_Written request:_ Convert every line in the records below into a numbered list, omitting any blank lines.

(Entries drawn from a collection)
----------

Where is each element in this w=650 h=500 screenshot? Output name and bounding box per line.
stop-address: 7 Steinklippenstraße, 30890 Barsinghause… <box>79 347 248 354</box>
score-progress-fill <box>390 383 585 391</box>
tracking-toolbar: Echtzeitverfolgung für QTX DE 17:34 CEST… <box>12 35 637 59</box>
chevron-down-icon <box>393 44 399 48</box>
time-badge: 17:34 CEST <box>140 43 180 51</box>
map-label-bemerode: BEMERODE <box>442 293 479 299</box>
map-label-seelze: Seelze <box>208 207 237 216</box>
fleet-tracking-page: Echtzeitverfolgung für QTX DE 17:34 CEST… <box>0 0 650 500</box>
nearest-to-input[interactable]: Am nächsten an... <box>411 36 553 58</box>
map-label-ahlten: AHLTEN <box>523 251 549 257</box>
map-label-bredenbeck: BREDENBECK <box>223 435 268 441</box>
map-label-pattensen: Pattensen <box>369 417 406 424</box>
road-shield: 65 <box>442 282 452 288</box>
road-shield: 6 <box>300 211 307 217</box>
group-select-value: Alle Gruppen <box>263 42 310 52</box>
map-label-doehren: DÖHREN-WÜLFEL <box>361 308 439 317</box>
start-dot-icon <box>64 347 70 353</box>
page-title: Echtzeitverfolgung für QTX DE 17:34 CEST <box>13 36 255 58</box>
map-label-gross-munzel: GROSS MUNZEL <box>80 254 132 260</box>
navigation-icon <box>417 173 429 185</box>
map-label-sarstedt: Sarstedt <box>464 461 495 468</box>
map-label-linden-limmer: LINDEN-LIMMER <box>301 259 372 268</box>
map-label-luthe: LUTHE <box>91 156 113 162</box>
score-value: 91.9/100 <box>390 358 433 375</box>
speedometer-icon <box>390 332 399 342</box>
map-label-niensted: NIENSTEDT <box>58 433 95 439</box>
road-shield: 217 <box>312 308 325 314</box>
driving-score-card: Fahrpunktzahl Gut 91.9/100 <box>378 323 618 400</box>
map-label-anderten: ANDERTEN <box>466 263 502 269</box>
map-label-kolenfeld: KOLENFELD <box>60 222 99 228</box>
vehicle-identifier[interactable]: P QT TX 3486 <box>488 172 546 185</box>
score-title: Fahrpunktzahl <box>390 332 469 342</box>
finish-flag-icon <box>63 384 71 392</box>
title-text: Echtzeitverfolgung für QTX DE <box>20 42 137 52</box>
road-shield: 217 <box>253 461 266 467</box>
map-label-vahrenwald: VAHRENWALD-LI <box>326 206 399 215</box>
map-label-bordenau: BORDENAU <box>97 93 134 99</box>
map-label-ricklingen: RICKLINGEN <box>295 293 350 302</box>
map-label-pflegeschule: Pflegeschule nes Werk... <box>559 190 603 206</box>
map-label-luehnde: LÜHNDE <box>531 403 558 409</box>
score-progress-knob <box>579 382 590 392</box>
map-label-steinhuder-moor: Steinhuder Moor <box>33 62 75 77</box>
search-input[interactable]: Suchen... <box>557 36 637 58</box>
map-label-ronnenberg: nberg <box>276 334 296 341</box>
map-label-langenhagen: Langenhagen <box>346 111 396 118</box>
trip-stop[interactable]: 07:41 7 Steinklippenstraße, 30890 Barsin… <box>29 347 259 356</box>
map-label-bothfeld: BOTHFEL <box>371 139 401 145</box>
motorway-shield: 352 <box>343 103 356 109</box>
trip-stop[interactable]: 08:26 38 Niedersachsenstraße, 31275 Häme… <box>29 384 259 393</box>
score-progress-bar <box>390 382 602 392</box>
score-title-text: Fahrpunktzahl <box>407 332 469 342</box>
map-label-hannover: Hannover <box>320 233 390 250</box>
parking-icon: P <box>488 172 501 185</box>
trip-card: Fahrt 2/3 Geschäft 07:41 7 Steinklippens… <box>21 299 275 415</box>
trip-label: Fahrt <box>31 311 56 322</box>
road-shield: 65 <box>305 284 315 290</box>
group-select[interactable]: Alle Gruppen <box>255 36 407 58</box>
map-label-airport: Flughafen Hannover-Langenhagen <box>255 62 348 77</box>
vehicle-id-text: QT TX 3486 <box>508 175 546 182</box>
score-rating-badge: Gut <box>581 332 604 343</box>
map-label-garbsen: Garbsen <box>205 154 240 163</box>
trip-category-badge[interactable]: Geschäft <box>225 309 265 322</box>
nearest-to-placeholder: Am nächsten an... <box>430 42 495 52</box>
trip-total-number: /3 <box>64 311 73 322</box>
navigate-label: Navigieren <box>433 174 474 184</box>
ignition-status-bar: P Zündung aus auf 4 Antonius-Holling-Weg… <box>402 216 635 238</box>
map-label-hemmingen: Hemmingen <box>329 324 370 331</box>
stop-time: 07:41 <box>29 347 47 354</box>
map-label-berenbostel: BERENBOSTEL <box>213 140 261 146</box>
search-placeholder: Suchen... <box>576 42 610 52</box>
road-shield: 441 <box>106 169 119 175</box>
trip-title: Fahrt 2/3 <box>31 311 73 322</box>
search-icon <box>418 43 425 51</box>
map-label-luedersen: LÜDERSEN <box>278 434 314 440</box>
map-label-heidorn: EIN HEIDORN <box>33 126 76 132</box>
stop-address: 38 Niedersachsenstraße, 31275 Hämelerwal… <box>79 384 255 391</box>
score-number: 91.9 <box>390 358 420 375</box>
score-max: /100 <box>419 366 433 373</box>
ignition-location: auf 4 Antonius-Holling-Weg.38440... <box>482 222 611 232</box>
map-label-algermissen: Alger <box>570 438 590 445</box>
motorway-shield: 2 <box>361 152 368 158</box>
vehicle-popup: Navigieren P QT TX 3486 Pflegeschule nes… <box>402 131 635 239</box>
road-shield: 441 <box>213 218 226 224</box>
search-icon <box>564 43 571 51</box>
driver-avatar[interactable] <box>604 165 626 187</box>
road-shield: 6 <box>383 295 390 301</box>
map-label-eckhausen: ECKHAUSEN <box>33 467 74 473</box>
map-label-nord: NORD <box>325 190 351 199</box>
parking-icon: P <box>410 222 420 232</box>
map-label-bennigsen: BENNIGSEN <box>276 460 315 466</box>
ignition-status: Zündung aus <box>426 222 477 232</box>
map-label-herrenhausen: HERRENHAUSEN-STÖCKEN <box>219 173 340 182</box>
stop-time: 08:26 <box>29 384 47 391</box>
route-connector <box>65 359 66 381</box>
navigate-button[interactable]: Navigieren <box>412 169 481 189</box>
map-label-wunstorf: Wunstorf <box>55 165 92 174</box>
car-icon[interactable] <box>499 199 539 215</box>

----------

_Exercise response:_
1. Where is each element in this w=650 h=500 screenshot? Output name and bounding box per line.
2. stop-address: 7 Steinklippenstraße, 30890 Barsinghause… <box>79 347 248 354</box>
3. score-progress-fill <box>390 383 585 391</box>
4. tracking-toolbar: Echtzeitverfolgung für QTX DE 17:34 CEST… <box>12 35 637 59</box>
5. chevron-down-icon <box>393 44 399 48</box>
6. time-badge: 17:34 CEST <box>140 43 180 51</box>
7. map-label-bemerode: BEMERODE <box>442 293 479 299</box>
8. map-label-seelze: Seelze <box>208 207 237 216</box>
9. fleet-tracking-page: Echtzeitverfolgung für QTX DE 17:34 CEST… <box>0 0 650 500</box>
10. nearest-to-input[interactable]: Am nächsten an... <box>411 36 553 58</box>
11. map-label-ahlten: AHLTEN <box>523 251 549 257</box>
12. map-label-bredenbeck: BREDENBECK <box>223 435 268 441</box>
13. map-label-pattensen: Pattensen <box>369 417 406 424</box>
14. road-shield: 65 <box>442 282 452 288</box>
15. road-shield: 6 <box>300 211 307 217</box>
16. group-select-value: Alle Gruppen <box>263 42 310 52</box>
17. map-label-doehren: DÖHREN-WÜLFEL <box>361 308 439 317</box>
18. start-dot-icon <box>64 347 70 353</box>
19. page-title: Echtzeitverfolgung für QTX DE 17:34 CEST <box>13 36 255 58</box>
20. map-label-gross-munzel: GROSS MUNZEL <box>80 254 132 260</box>
21. navigation-icon <box>417 173 429 185</box>
22. map-label-sarstedt: Sarstedt <box>464 461 495 468</box>
23. map-label-linden-limmer: LINDEN-LIMMER <box>301 259 372 268</box>
24. map-label-luthe: LUTHE <box>91 156 113 162</box>
25. score-value: 91.9/100 <box>390 358 433 375</box>
26. speedometer-icon <box>390 332 399 342</box>
27. map-label-niensted: NIENSTEDT <box>58 433 95 439</box>
28. road-shield: 217 <box>312 308 325 314</box>
29. driving-score-card: Fahrpunktzahl Gut 91.9/100 <box>378 323 618 400</box>
30. map-label-anderten: ANDERTEN <box>466 263 502 269</box>
31. map-label-kolenfeld: KOLENFELD <box>60 222 99 228</box>
32. vehicle-identifier[interactable]: P QT TX 3486 <box>488 172 546 185</box>
33. score-title: Fahrpunktzahl <box>390 332 469 342</box>
34. finish-flag-icon <box>63 384 71 392</box>
35. title-text: Echtzeitverfolgung für QTX DE <box>20 42 137 52</box>
36. road-shield: 217 <box>253 461 266 467</box>
37. map-label-vahrenwald: VAHRENWALD-LI <box>326 206 399 215</box>
38. map-label-bordenau: BORDENAU <box>97 93 134 99</box>
39. map-label-ricklingen: RICKLINGEN <box>295 293 350 302</box>
40. map-label-pflegeschule: Pflegeschule nes Werk... <box>559 190 603 206</box>
41. map-label-luehnde: LÜHNDE <box>531 403 558 409</box>
42. score-progress-knob <box>579 382 590 392</box>
43. map-label-steinhuder-moor: Steinhuder Moor <box>33 62 75 77</box>
44. search-input[interactable]: Suchen... <box>557 36 637 58</box>
45. map-label-ronnenberg: nberg <box>276 334 296 341</box>
46. map-label-langenhagen: Langenhagen <box>346 111 396 118</box>
47. trip-stop[interactable]: 07:41 7 Steinklippenstraße, 30890 Barsin… <box>29 347 259 356</box>
48. map-label-bothfeld: BOTHFEL <box>371 139 401 145</box>
49. motorway-shield: 352 <box>343 103 356 109</box>
50. trip-stop[interactable]: 08:26 38 Niedersachsenstraße, 31275 Häme… <box>29 384 259 393</box>
51. score-progress-bar <box>390 382 602 392</box>
52. score-title-text: Fahrpunktzahl <box>407 332 469 342</box>
53. map-label-hannover: Hannover <box>320 233 390 250</box>
54. parking-icon: P <box>488 172 501 185</box>
55. trip-card: Fahrt 2/3 Geschäft 07:41 7 Steinklippens… <box>21 299 275 415</box>
56. trip-label: Fahrt <box>31 311 56 322</box>
57. road-shield: 65 <box>305 284 315 290</box>
58. group-select[interactable]: Alle Gruppen <box>255 36 407 58</box>
59. map-label-airport: Flughafen Hannover-Langenhagen <box>255 62 348 77</box>
60. vehicle-id-text: QT TX 3486 <box>508 175 546 182</box>
61. score-rating-badge: Gut <box>581 332 604 343</box>
62. map-label-garbsen: Garbsen <box>205 154 240 163</box>
63. trip-category-badge[interactable]: Geschäft <box>225 309 265 322</box>
64. nearest-to-placeholder: Am nächsten an... <box>430 42 495 52</box>
65. trip-total-number: /3 <box>64 311 73 322</box>
66. navigate-label: Navigieren <box>433 174 474 184</box>
67. ignition-status-bar: P Zündung aus auf 4 Antonius-Holling-Weg… <box>402 216 635 238</box>
68. map-label-hemmingen: Hemmingen <box>329 324 370 331</box>
69. stop-time: 07:41 <box>29 347 47 354</box>
70. map-label-berenbostel: BERENBOSTEL <box>213 140 261 146</box>
71. search-placeholder: Suchen... <box>576 42 610 52</box>
72. road-shield: 441 <box>106 169 119 175</box>
73. trip-title: Fahrt 2/3 <box>31 311 73 322</box>
74. search-icon <box>418 43 425 51</box>
75. map-label-luedersen: LÜDERSEN <box>278 434 314 440</box>
76. map-label-heidorn: EIN HEIDORN <box>33 126 76 132</box>
77. stop-address: 38 Niedersachsenstraße, 31275 Hämelerwal… <box>79 384 255 391</box>
78. score-number: 91.9 <box>390 358 420 375</box>
79. score-max: /100 <box>419 366 433 373</box>
80. ignition-location: auf 4 Antonius-Holling-Weg.38440... <box>482 222 611 232</box>
81. map-label-algermissen: Alger <box>570 438 590 445</box>
82. motorway-shield: 2 <box>361 152 368 158</box>
83. vehicle-popup: Navigieren P QT TX 3486 Pflegeschule nes… <box>402 131 635 239</box>
84. road-shield: 441 <box>213 218 226 224</box>
85. search-icon <box>564 43 571 51</box>
86. driver-avatar[interactable] <box>604 165 626 187</box>
87. road-shield: 6 <box>383 295 390 301</box>
88. map-label-eckhausen: ECKHAUSEN <box>33 467 74 473</box>
89. map-label-nord: NORD <box>325 190 351 199</box>
90. parking-icon: P <box>410 222 420 232</box>
91. map-label-bennigsen: BENNIGSEN <box>276 460 315 466</box>
92. ignition-status: Zündung aus <box>426 222 477 232</box>
93. map-label-herrenhausen: HERRENHAUSEN-STÖCKEN <box>219 173 340 182</box>
94. stop-time: 08:26 <box>29 384 47 391</box>
95. route-connector <box>65 359 66 381</box>
96. navigate-button[interactable]: Navigieren <box>412 169 481 189</box>
97. map-label-wunstorf: Wunstorf <box>55 165 92 174</box>
98. car-icon[interactable] <box>499 199 539 215</box>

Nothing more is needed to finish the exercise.